## Material for this task
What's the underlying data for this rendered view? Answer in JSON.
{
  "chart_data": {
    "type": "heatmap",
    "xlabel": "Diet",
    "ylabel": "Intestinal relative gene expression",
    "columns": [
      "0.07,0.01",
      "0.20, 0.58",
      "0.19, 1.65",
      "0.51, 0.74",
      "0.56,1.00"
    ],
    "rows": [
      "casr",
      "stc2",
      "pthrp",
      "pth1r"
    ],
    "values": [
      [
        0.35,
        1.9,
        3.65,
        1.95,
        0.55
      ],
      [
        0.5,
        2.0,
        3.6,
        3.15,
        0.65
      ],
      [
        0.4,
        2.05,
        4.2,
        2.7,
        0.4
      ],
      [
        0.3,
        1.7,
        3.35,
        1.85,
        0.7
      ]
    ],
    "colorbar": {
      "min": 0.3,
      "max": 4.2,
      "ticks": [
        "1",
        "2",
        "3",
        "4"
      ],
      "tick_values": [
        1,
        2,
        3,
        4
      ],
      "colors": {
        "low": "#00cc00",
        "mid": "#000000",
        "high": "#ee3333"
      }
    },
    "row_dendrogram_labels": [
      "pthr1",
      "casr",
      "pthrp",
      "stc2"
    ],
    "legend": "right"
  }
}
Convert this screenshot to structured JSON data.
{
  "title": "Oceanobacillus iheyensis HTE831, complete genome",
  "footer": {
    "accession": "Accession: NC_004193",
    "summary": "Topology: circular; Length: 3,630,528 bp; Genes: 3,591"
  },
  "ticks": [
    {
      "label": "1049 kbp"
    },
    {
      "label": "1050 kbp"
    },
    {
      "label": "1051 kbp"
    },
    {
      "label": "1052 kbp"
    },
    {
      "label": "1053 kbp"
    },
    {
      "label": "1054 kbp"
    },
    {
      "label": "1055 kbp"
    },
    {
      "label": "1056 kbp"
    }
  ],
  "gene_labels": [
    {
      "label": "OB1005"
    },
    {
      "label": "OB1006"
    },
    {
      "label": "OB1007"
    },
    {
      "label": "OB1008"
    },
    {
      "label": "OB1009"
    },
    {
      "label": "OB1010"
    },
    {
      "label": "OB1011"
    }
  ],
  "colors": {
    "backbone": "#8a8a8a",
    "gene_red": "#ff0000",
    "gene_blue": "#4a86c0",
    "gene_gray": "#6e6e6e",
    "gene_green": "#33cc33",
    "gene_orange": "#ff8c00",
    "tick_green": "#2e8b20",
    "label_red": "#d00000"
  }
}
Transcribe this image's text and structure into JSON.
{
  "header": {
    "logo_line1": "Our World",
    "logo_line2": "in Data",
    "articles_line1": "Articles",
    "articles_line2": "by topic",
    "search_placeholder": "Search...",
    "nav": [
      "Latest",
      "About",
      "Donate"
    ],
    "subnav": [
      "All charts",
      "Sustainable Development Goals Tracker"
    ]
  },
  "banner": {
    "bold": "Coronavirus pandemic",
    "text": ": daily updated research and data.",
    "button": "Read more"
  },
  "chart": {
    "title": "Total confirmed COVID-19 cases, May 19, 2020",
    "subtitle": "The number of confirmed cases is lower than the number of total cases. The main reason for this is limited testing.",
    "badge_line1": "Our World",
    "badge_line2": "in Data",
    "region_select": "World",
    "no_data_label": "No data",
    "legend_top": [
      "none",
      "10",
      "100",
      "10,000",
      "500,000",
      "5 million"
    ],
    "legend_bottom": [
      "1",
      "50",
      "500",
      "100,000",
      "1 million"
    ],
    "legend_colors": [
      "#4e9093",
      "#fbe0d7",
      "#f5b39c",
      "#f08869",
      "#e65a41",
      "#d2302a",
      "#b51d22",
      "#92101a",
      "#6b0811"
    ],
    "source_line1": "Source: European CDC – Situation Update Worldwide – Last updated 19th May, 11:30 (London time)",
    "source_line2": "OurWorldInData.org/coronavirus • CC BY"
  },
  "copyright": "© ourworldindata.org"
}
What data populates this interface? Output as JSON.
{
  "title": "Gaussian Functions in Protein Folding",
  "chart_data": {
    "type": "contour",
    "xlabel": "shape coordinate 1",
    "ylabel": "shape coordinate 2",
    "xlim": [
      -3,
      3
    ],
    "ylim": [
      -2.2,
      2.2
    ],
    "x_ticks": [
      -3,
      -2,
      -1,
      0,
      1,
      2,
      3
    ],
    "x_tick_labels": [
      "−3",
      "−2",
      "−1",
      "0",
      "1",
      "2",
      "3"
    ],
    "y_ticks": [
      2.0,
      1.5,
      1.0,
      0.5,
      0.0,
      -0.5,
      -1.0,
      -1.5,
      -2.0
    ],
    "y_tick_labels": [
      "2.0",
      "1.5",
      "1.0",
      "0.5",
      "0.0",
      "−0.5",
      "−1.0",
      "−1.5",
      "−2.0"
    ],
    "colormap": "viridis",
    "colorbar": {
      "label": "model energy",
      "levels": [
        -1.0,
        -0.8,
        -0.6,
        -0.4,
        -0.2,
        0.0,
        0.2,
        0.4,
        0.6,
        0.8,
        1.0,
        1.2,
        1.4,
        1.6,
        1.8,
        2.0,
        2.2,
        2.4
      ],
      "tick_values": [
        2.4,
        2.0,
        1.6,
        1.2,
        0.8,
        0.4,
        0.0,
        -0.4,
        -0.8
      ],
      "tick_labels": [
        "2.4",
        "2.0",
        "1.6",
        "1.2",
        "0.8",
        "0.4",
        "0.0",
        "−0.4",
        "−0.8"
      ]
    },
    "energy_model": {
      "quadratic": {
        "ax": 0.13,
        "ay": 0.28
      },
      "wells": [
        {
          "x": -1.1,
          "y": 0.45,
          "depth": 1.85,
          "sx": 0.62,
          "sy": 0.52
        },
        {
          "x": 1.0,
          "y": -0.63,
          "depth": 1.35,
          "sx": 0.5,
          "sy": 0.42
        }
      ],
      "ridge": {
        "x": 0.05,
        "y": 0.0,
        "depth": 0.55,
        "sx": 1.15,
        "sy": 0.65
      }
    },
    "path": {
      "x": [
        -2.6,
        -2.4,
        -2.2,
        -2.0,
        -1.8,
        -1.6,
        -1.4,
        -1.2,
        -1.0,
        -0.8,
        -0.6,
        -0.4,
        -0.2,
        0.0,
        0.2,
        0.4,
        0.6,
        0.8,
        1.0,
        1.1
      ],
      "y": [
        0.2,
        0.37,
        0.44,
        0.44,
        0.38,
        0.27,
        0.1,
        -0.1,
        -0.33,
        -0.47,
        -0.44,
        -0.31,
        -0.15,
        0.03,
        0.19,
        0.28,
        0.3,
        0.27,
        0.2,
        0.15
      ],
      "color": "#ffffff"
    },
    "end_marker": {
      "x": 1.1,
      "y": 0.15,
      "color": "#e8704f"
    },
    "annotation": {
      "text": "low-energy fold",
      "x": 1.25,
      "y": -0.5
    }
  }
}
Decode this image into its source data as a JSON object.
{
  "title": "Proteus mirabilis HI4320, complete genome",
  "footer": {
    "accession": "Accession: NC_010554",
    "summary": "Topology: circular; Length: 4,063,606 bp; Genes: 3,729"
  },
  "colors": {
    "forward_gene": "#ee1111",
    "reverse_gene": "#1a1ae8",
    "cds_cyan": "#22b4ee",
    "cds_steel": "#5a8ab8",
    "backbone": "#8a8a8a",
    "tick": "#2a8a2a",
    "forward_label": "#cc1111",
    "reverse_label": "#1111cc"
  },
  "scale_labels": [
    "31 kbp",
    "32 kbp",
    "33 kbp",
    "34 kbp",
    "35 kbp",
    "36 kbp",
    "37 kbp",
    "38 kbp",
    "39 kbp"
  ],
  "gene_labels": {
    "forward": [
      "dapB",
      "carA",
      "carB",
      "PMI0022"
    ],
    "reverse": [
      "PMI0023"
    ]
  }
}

## Problem to solve
The full set of entries, copied exactly, is the expected answer.

## Your solution
What's the underlying data for this rendered view? Answer in JSON.
{
  "chart_data": {
    "type": "heatmap",
    "xlabel": "Diet",
    "ylabel": "Intestinal relative gene expression",
    "columns": [
      "0.07,0.01",
      "0.20, 0.58",
      "0.19, 1.65",
      "0.51, 0.74",
      "0.56,1.00"
    ],
    "rows": [
      "casr",
      "stc2",
      "pthrp",
      "pth1r"
    ],
    "values": [
      [
        0.35,
        1.9,
        3.65,
        1.95,
        0.55
      ],
      [
        0.5,
        2.0,
        3.6,
        3.15,
        0.65
      ],
      [
        0.4,
        2.05,
        4.2,
        2.7,
        0.4
      ],
      [
        0.3,
        1.7,
        3.35,
        1.85,
        0.7
      ]
    ],
    "colorbar": {
      "min": 0.3,
      "max": 4.2,
      "ticks": [
        "1",
        "2",
        "3",
        "4"
      ],
      "tick_values": [
        1,
        2,
        3,
        4
      ],
      "colors": {
        "low": "#00cc00",
        "mid": "#000000",
        "high": "#ee3333"
      }
    },
    "row_dendrogram_labels": [
      "pthr1",
      "casr",
      "pthrp",
      "stc2"
    ],
    "legend": "right"
  }
}
Convert this screenshot to structured JSON data.
{
  "title": "Oceanobacillus iheyensis HTE831, complete genome",
  "footer": {
    "accession": "Accession: NC_004193",
    "summary": "Topology: circular; Length: 3,630,528 bp; Genes: 3,591"
  },
  "ticks": [
    {
      "label": "1049 kbp"
    },
    {
      "label": "1050 kbp"
    },
    {
      "label": "1051 kbp"
    },
    {
      "label": "1052 kbp"
    },
    {
      "label": "1053 kbp"
    },
    {
      "label": "1054 kbp"
    },
    {
      "label": "1055 kbp"
    },
    {
      "label": "1056 kbp"
    }
  ],
  "gene_labels": [
    {
      "label": "OB1005"
    },
    {
      "label": "OB1006"
    },
    {
      "label": "OB1007"
    },
    {
      "label": "OB1008"
    },
    {
      "label": "OB1009"
    },
    {
      "label": "OB1010"
    },
    {
      "label": "OB1011"
    }
  ],
  "colors": {
    "backbone": "#8a8a8a",
    "gene_red": "#ff0000",
    "gene_blue": "#4a86c0",
    "gene_gray": "#6e6e6e",
    "gene_green": "#33cc33",
    "gene_orange": "#ff8c00",
    "tick_green": "#2e8b20",
    "label_red": "#d00000"
  }
}
Transcribe this image's text and structure into JSON.
{
  "header": {
    "logo_line1": "Our World",
    "logo_line2": "in Data",
    "articles_line1": "Articles",
    "articles_line2": "by topic",
    "search_placeholder": "Search...",
    "nav": [
      "Latest",
      "About",
      "Donate"
    ],
    "subnav": [
      "All charts",
      "Sustainable Development Goals Tracker"
    ]
  },
  "banner": {
    "bold": "Coronavirus pandemic",
    "text": ": daily updated research and data.",
    "button": "Read more"
  },
  "chart": {
    "title": "Total confirmed COVID-19 cases, May 19, 2020",
    "subtitle": "The number of confirmed cases is lower than the number of total cases. The main reason for this is limited testing.",
    "badge_line1": "Our World",
    "badge_line2": "in Data",
    "region_select": "World",
    "no_data_label": "No data",
    "legend_top": [
      "none",
      "10",
      "100",
      "10,000",
      "500,000",
      "5 million"
    ],
    "legend_bottom": [
      "1",
      "50",
      "500",
      "100,000",
      "1 million"
    ],
    "legend_colors": [
      "#4e9093",
      "#fbe0d7",
      "#f5b39c",
      "#f08869",
      "#e65a41",
      "#d2302a",
      "#b51d22",
      "#92101a",
      "#6b0811"
    ],
    "source_line1": "Source: European CDC – Situation Update Worldwide – Last updated 19th May, 11:30 (London time)",
    "source_line2": "OurWorldInData.org/coronavirus • CC BY"
  },
  "copyright": "© ourworldindata.org"
}
What data populates this interface? Output as JSON.
{
  "title": "Gaussian Functions in Protein Folding",
  "chart_data": {
    "type": "contour",
    "xlabel": "shape coordinate 1",
    "ylabel": "shape coordinate 2",
    "xlim": [
      -3,
      3
    ],
    "ylim": [
      -2.2,
      2.2
    ],
    "x_ticks": [
      -3,
      -2,
      -1,
      0,
      1,
      2,
      3
    ],
    "x_tick_labels": [
      "−3",
      "−2",
      "−1",
      "0",
      "1",
      "2",
      "3"
    ],
    "y_ticks": [
      2.0,
      1.5,
      1.0,
      0.5,
      0.0,
      -0.5,
      -1.0,
      -1.5,
      -2.0
    ],
    "y_tick_labels": [
      "2.0",
      "1.5",
      "1.0",
      "0.5",
      "0.0",
      "−0.5",
      "−1.0",
      "−1.5",
      "−2.0"
    ],
    "colormap": "viridis",
    "colorbar": {
      "label": "model energy",
      "levels": [
        -1.0,
        -0.8,
        -0.6,
        -0.4,
        -0.2,
        0.0,
        0.2,
        0.4,
        0.6,
        0.8,
        1.0,
        1.2,
        1.4,
        1.6,
        1.8,
        2.0,
        2.2,
        2.4
      ],
      "tick_values": [
        2.4,
        2.0,
        1.6,
        1.2,
        0.8,
        0.4,
        0.0,
        -0.4,
        -0.8
      ],
      "tick_labels": [
        "2.4",
        "2.0",
        "1.6",
        "1.2",
        "0.8",
        "0.4",
        "0.0",
        "−0.4",
        "−0.8"
      ]
    },
    "energy_model": {
      "quadratic": {
        "ax": 0.13,
        "ay": 0.28
      },
      "wells": [
        {
          "x": -1.1,
          "y": 0.45,
          "depth": 1.85,
          "sx": 0.62,
          "sy": 0.52
        },
        {
          "x": 1.0,
          "y": -0.63,
          "depth": 1.35,
          "sx": 0.5,
          "sy": 0.42
        }
      ],
      "ridge": {
        "x": 0.05,
        "y": 0.0,
        "depth": 0.55,
        "sx": 1.15,
        "sy": 0.65
      }
    },
    "path": {
      "x": [
        -2.6,
        -2.4,
        -2.2,
        -2.0,
        -1.8,
        -1.6,
        -1.4,
        -1.2,
        -1.0,
        -0.8,
        -0.6,
        -0.4,
        -0.2,
        0.0,
        0.2,
        0.4,
        0.6,
        0.8,
        1.0,
        1.1
      ],
      "y": [
        0.2,
        0.37,
        0.44,
        0.44,
        0.38,
        0.27,
        0.1,
        -0.1,
        -0.33,
        -0.47,
        -0.44,
        -0.31,
        -0.15,
        0.03,
        0.19,
        0.28,
        0.3,
        0.27,
        0.2,
        0.15
      ],
      "color": "#ffffff"
    },
    "end_marker": {
      "x": 1.1,
      "y": 0.15,
      "color": "#e8704f"
    },
    "annotation": {
      "text": "low-energy fold",
      "x": 1.25,
      "y": -0.5
    }
  }
}
Decode this image into its source data as a JSON object.
{
  "title": "Proteus mirabilis HI4320, complete genome",
  "footer": {
    "accession": "Accession: NC_010554",
    "summary": "Topology: circular; Length: 4,063,606 bp; Genes: 3,729"
  },
  "colors": {
    "forward_gene": "#ee1111",
    "reverse_gene": "#1a1ae8",
    "cds_cyan": "#22b4ee",
    "cds_steel": "#5a8ab8",
    "backbone": "#8a8a8a",
    "tick": "#2a8a2a",
    "forward_label": "#cc1111",
    "reverse_label": "#1111cc"
  },
  "scale_labels": [
    "31 kbp",
    "32 kbp",
    "33 kbp",
    "34 kbp",
    "35 kbp",
    "36 kbp",
    "37 kbp",
    "38 kbp",
    "39 kbp"
  ],
  "gene_labels": {
    "forward": [
      "dapB",
      "carA",
      "carB",
      "PMI0022"
    ],
    "reverse": [
      "PMI0023"
    ]
  }
}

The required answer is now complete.